INFORMATION SHOWN ::
+===+
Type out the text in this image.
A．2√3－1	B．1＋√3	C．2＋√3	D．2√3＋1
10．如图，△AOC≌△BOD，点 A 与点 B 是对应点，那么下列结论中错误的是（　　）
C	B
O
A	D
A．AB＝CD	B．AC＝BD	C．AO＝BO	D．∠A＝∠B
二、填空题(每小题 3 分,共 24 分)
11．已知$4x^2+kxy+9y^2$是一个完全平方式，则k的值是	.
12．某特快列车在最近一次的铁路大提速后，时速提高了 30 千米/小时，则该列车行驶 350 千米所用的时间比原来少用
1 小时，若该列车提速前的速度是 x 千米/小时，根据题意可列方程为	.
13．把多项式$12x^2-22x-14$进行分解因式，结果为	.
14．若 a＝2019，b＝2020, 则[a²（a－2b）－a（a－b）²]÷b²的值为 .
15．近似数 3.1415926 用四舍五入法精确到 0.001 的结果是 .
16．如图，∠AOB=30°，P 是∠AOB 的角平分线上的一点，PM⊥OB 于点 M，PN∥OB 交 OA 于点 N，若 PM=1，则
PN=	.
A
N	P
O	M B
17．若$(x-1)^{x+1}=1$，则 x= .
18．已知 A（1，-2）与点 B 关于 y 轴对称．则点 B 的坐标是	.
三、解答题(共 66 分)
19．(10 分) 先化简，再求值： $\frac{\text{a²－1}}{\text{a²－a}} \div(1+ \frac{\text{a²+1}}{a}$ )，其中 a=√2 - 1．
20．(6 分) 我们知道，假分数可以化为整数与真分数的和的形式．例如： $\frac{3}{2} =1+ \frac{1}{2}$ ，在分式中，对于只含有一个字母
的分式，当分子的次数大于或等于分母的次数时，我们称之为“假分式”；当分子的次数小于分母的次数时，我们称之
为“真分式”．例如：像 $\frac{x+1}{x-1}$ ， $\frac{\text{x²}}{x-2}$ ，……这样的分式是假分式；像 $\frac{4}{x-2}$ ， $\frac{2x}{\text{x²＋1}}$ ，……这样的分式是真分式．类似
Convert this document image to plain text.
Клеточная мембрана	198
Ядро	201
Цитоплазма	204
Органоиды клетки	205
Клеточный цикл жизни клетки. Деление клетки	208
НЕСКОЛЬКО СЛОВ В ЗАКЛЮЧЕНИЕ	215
+===+
Pull out all lines containing the word "text" from the entries above.

Type out the text in this image.
19．(10 分) 先化简，再求值： $\frac{\text{a²－1}}{\text{a²－a}} \div(1+ \frac{\text{a²+1}}{a}$ )，其中 a=√2 - 1．
为“真分式”．例如：像 $\frac{x+1}{x-1}$ ， $\frac{\text{x²}}{x-2}$ ，……这样的分式是假分式；像 $\frac{4}{x-2}$ ， $\frac{2x}{\text{x²＋1}}$ ，……这样的分式是真分式．类似
Convert this document image to plain text.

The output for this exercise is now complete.